PROBLEM TO SOLVE
Extract all lines from the data beneath that include the word "本地磁盘".

####################

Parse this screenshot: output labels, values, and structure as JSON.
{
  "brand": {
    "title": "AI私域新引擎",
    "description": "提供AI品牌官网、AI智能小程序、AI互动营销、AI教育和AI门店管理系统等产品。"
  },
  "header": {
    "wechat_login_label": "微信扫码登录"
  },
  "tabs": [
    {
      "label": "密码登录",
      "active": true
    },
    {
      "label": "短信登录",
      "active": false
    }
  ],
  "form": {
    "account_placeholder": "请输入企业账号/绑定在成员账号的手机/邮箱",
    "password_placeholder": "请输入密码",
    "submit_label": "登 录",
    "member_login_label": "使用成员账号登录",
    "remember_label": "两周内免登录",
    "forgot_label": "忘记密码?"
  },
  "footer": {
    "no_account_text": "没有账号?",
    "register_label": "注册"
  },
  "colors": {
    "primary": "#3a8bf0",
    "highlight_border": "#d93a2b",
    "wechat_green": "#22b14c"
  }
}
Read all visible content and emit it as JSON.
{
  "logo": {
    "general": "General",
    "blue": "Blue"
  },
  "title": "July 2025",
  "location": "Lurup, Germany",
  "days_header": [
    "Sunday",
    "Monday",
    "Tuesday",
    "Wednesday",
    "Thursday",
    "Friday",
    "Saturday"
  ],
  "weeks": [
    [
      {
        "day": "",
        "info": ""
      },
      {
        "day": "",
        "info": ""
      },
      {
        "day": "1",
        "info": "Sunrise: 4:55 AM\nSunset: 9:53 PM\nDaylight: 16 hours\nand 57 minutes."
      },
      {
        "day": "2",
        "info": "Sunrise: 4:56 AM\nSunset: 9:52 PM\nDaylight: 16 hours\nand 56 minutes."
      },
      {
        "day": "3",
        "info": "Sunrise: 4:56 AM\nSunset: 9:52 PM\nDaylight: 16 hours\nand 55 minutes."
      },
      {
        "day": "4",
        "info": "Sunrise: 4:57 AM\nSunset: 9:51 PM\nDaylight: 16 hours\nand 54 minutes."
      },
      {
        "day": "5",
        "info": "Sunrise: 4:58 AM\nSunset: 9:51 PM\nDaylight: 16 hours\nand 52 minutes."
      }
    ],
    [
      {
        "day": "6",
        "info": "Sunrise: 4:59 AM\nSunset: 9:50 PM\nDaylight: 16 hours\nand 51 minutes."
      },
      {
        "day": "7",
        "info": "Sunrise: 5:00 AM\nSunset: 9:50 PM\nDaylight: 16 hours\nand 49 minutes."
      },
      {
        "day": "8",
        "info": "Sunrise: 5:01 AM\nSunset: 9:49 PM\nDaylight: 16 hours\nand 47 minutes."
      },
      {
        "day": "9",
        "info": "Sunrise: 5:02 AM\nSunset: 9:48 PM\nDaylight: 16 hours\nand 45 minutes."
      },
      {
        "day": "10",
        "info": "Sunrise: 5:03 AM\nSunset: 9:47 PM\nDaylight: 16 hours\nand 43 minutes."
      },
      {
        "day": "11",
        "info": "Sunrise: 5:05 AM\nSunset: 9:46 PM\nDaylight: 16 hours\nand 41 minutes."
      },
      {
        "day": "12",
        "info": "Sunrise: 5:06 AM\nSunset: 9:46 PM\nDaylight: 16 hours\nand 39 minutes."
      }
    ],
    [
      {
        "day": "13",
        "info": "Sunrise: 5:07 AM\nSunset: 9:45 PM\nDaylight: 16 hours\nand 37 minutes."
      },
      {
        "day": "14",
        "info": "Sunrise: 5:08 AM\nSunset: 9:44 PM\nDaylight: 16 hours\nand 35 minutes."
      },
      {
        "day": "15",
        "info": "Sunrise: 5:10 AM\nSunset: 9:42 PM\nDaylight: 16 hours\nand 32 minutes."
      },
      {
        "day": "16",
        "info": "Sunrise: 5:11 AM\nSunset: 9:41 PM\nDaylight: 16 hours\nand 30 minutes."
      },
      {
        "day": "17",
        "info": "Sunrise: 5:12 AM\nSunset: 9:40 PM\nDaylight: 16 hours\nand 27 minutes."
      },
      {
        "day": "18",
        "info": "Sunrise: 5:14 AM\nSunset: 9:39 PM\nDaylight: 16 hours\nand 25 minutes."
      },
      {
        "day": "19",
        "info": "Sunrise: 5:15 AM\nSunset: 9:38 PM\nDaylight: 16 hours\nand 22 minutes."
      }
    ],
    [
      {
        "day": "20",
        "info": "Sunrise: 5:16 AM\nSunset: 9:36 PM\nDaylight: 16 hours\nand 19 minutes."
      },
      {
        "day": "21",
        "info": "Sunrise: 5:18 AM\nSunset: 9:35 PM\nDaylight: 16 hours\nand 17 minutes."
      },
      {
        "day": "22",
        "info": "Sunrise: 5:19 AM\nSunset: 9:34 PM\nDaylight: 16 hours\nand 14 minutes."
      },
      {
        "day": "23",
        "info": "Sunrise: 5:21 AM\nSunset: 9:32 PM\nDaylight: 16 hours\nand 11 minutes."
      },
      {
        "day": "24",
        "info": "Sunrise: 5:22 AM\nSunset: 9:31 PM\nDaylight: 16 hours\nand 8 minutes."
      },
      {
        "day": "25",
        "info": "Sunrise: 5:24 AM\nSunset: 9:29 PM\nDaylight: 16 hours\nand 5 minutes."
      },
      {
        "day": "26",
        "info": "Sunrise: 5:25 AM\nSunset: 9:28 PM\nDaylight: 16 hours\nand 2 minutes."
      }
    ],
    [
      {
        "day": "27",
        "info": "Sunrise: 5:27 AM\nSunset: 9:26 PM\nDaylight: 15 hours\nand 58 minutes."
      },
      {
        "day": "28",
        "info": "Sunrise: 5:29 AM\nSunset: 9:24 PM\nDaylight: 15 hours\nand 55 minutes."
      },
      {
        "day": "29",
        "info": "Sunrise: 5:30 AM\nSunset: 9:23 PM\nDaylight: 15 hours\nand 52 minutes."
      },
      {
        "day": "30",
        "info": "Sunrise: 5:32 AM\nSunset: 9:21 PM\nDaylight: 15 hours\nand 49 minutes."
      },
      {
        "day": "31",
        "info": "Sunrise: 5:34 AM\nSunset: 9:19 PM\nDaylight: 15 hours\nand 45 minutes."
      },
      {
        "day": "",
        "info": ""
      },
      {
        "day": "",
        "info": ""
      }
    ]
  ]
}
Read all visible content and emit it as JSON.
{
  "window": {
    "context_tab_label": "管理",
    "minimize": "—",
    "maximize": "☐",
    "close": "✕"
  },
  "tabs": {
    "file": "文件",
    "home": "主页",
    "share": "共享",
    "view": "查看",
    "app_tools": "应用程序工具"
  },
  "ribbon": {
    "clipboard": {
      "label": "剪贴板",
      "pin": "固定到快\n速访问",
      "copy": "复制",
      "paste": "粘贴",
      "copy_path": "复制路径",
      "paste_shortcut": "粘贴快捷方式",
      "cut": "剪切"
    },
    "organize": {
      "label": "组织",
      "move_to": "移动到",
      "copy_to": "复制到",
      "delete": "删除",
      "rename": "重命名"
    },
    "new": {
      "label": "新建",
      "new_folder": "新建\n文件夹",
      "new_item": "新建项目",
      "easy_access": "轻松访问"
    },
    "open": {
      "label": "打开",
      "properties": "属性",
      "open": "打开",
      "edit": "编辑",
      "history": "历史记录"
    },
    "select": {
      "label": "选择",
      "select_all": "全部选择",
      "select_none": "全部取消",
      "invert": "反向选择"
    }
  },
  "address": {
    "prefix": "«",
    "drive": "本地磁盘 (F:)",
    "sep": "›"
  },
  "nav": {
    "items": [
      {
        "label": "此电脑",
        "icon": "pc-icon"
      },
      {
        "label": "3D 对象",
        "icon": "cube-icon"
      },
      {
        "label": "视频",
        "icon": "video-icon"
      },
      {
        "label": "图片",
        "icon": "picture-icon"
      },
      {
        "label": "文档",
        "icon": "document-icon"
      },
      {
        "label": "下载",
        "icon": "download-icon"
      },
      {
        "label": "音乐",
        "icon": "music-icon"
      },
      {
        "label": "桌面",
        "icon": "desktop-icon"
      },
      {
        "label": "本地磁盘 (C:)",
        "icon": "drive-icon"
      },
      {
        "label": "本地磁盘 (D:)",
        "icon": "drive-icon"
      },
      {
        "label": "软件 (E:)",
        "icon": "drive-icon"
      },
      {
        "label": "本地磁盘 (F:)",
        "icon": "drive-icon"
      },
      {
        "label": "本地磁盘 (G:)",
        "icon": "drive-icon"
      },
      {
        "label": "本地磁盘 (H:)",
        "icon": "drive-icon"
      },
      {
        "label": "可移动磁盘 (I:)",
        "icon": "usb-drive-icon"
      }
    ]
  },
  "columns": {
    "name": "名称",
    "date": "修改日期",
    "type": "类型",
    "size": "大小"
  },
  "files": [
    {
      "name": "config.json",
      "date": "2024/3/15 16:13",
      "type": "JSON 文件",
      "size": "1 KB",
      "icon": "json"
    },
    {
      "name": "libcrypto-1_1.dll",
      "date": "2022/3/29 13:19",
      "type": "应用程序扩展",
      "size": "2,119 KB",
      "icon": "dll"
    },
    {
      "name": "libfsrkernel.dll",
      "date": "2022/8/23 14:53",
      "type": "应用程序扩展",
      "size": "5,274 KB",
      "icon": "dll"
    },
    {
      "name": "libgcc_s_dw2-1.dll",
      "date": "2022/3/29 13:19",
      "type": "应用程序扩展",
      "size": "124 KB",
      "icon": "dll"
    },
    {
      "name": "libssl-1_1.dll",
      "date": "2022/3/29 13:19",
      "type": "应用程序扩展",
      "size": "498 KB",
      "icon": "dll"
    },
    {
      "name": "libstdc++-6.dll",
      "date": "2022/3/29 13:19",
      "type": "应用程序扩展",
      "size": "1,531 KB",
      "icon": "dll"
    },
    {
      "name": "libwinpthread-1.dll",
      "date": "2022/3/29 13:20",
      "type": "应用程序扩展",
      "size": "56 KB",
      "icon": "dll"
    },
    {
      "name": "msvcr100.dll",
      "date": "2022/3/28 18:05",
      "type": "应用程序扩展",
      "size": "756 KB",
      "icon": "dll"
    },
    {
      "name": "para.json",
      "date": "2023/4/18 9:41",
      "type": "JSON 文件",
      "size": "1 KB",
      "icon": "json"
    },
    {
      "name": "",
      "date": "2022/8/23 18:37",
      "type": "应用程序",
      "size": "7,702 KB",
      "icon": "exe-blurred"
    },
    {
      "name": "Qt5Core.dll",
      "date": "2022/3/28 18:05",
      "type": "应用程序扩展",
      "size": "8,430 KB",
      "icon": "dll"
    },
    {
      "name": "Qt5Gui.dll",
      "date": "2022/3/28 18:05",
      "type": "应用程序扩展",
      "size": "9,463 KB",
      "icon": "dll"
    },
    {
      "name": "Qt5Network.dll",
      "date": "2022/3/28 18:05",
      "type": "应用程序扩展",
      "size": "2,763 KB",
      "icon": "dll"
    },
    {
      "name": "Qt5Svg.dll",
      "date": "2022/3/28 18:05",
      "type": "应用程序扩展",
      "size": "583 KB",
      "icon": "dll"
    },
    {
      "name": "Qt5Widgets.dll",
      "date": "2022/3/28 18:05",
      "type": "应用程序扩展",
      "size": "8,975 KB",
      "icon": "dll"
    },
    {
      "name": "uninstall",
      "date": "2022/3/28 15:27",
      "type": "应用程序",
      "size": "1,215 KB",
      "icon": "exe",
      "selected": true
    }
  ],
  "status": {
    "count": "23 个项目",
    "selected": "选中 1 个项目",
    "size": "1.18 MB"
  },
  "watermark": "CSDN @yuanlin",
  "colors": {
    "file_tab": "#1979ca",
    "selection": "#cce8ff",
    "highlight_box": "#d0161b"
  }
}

####################

WORKED SOLUTION
    "drive": "本地磁盘 (F:)",
        "label": "本地磁盘 (C:)",
        "label": "本地磁盘 (D:)",
        "label": "本地磁盘 (F:)",
        "label": "本地磁盘 (G:)",
        "label": "本地磁盘 (H:)",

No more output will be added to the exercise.